• [Set tasks]
1 – In the passage on NAT port handling, what does the standard SNAT / MASQUERADE module in iptables have information about?
2 – List every distinct port number given in the passage on NAT port handling.
3 – Pick up the passage on NAT port rewriting after its last sentence and carry it forward.

• [Supplied passage]
※

That's not what the comment says. The ports don't have to be equal; they only need to be symmetric. That is, if packets go out with source port 51820 and destination port 28150, the NAT will expect inbound packets to be from port 28150 to 51820 instead.

(Take a look at e.g. DNS requests – you won't see packets with 53→53, you'll see [random]→53 and the firewall will just expect replies with 53→[random].)

In the incoming direction though, client's router shows that packets come from port 1025. It looks like server side NAT changed port 51820 to 1025. Is this because port 51820 is already occupied by the port forwarding?

More likely it's because the NAT is already tracking another UDP conversation with this destination that uses the same local port (but perhaps coming from a different internal IP address, or going to a different remote port).

The standard SNAT / MASQUERADE module in iptables doesn't look at what port-forwarding rules you have – it only has information about conntrack state (the currently tracked flows), but it will try to rewrite the local port to ensure uniqueness of the inbound host:port (see nf_nat_used_tuple).

※

• [Dataset excerpt]

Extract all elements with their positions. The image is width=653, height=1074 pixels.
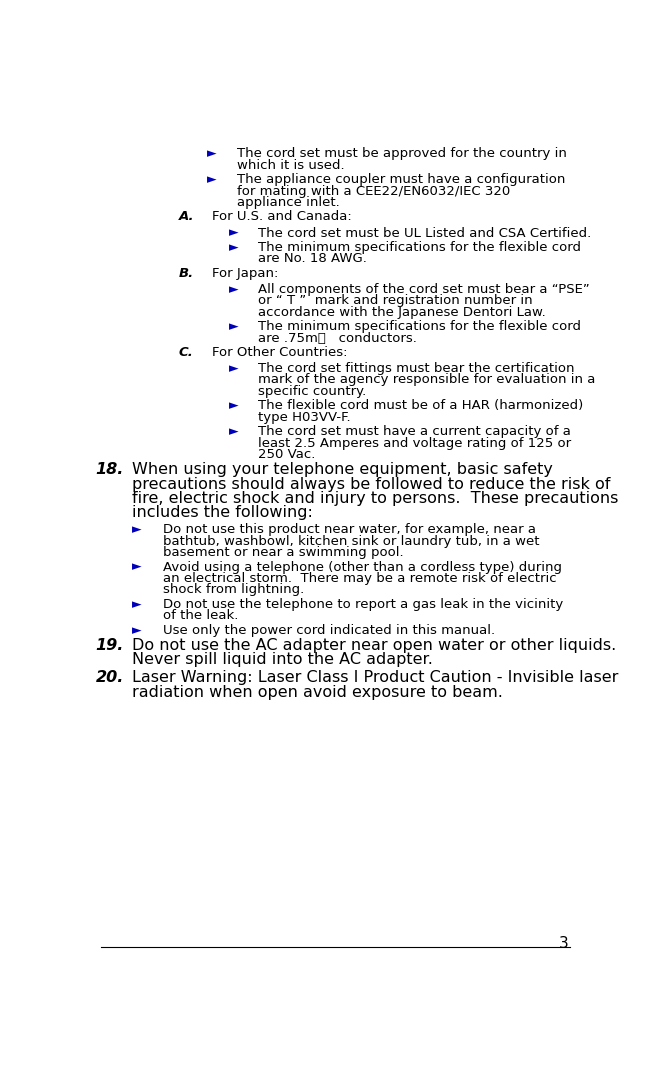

※

• [Responses by task]
1 – It has information about conntrack state, meaning the currently tracked flows.

2 – 51820, 28150, 53, 1025

3 –
Check conntrack -L -p udp on the gateway; you might want to flush old states if you're frequently editing the NAT rules for experiments.

Some NAT implementations in gateways use a custom iptables NAT module and always change the source port of all outbound connections. This usually goes together with the term "Symmetric NAT" (as opposed to the more lenient "Cone NAT" that standard iptables implements).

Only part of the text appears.